#### [Task to complete]
Write out every line of the material exactly as it appears.

━━━━━ Records provided

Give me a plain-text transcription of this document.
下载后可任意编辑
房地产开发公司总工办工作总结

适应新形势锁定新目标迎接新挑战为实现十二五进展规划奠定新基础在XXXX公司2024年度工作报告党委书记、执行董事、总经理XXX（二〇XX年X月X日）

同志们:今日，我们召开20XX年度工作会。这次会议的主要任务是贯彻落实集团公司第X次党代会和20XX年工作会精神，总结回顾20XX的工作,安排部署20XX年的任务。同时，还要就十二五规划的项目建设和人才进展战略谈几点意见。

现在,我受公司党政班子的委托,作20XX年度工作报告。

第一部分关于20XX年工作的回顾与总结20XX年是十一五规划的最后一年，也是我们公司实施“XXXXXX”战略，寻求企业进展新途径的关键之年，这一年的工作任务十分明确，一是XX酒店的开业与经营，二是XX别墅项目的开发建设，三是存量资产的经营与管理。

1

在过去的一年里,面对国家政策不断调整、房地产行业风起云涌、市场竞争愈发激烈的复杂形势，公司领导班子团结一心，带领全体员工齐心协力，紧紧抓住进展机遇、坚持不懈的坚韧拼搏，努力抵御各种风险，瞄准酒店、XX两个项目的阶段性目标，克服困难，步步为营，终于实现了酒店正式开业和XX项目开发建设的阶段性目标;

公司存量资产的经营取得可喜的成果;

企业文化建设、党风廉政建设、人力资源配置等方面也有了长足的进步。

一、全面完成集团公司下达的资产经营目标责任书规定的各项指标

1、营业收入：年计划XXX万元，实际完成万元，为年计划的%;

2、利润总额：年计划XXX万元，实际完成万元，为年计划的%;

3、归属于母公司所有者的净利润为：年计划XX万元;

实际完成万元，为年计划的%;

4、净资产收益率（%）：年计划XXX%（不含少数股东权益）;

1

━━━━━━━━━━

#### [The output]
Give me a plain-text transcription of this document.
下载后可任意编辑
房地产开发公司总工办工作总结

适应新形势锁定新目标迎接新挑战为实现十二五进展规划奠定新基础在XXXX公司2024年度工作报告党委书记、执行董事、总经理XXX（二〇XX年X月X日）

同志们:今日，我们召开20XX年度工作会。这次会议的主要任务是贯彻落实集团公司第X次党代会和20XX年工作会精神，总结回顾20XX的工作,安排部署20XX年的任务。同时，还要就十二五规划的项目建设和人才进展战略谈几点意见。

现在,我受公司党政班子的委托,作20XX年度工作报告。

第一部分关于20XX年工作的回顾与总结20XX年是十一五规划的最后一年，也是我们公司实施“XXXXXX”战略，寻求企业进展新途径的关键之年，这一年的工作任务十分明确，一是XX酒店的开业与经营，二是XX别墅项目的开发建设，三是存量资产的经营与管理。

1

在过去的一年里,面对国家政策不断调整、房地产行业风起云涌、市场竞争愈发激烈的复杂形势，公司领导班子团结一心，带领全体员工齐心协力，紧紧抓住进展机遇、坚持不懈的坚韧拼搏，努力抵御各种风险，瞄准酒店、XX两个项目的阶段性目标，克服困难，步步为营，终于实现了酒店正式开业和XX项目开发建设的阶段性目标;

公司存量资产的经营取得可喜的成果;

企业文化建设、党风廉政建设、人力资源配置等方面也有了长足的进步。

一、全面完成集团公司下达的资产经营目标责任书规定的各项指标

1、营业收入：年计划XXX万元，实际完成万元，为年计划的%;

2、利润总额：年计划XXX万元，实际完成万元，为年计划的%;

3、归属于母公司所有者的净利润为：年计划XX万元;

实际完成万元，为年计划的%;

4、净资产收益率（%）：年计划XXX%（不含少数股东权益）;

1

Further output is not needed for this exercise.